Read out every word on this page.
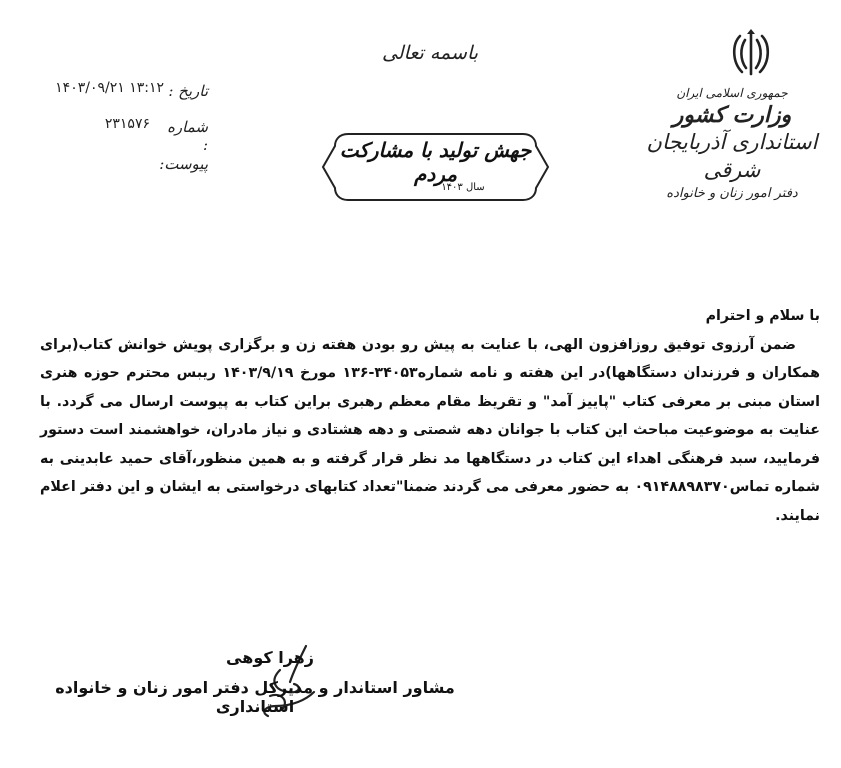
باسمه تعالی
جمهوری اسلامی ایران
وزارت کشور
استانداری آذربایجان شرقی
دفتر امور زنان و خانواده
تاریخ :
۱۴۰۳/۰۹/۲۱ ۱۳:۱۲
شماره :
۲۳۱۵۷۶
پیوست:
جهش تولید با مشارکت مردم
سال ۱۴۰۳

با سلام و احترام

ضمن آرزوی توفیق روزافزون الهی، با عنایت به پیش رو بودن هفته زن و برگزاری پویش خوانش کتاب(برای همکاران و فرزندان دستگاهها)در این هفته و نامه شماره۳۴۰۵۳-۱۳۶ مورخ ۱۴۰۳/۹/۱۹ ریبس محترم حوزه هنری استان مبنی بر معرفی کتاب "پاییز آمد" و تقریظ مقام معظم رهبری براین کتاب به پیوست ارسال می گردد. با عنایت به موضوعیت مباحث این کتاب با جوانان دهه شصتی و دهه هشتادی و نیاز مادران، خواهشمند است دستور فرمایید، سبد فرهنگی اهداء این کتاب در دستگاهها مد نظر قرار گرفته و به همین منظور،آقای حمید عابدینی به شماره تماس۰۹۱۴۸۸۹۸۳۷۰ به حضور معرفی می گردند ضمنا"تعداد کتابهای درخواستی به ایشان و این دفتر اعلام نمایند.

زهرا کوهی
مشاور استاندار و مدیرکل دفتر امور زنان و خانواده استانداری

—————

■ Short problem: Leave out the pictures and copy everything else in the records word for word.

■ Answer to this task:
Read out every word on this page.
باسمه تعالی
جمهوری اسلامی ایران
وزارت کشور
استانداری آذربایجان شرقی
دفتر امور زنان و خانواده
تاریخ :
۱۴۰۳/۰۹/۲۱ ۱۳:۱۲
شماره :
۲۳۱۵۷۶
پیوست:
جهش تولید با مشارکت مردم
سال ۱۴۰۳

با سلام و احترام

ضمن آرزوی توفیق روزافزون الهی، با عنایت به پیش رو بودن هفته زن و برگزاری پویش خوانش کتاب(برای همکاران و فرزندان دستگاهها)در این هفته و نامه شماره۳۴۰۵۳-۱۳۶ مورخ ۱۴۰۳/۹/۱۹ ریبس محترم حوزه هنری استان مبنی بر معرفی کتاب "پاییز آمد" و تقریظ مقام معظم رهبری براین کتاب به پیوست ارسال می گردد. با عنایت به موضوعیت مباحث این کتاب با جوانان دهه شصتی و دهه هشتادی و نیاز مادران، خواهشمند است دستور فرمایید، سبد فرهنگی اهداء این کتاب در دستگاهها مد نظر قرار گرفته و به همین منظور،آقای حمید عابدینی به شماره تماس۰۹۱۴۸۸۹۸۳۷۰ به حضور معرفی می گردند ضمنا"تعداد کتابهای درخواستی به ایشان و این دفتر اعلام نمایند.

زهرا کوهی
مشاور استاندار و مدیرکل دفتر امور زنان و خانواده استانداری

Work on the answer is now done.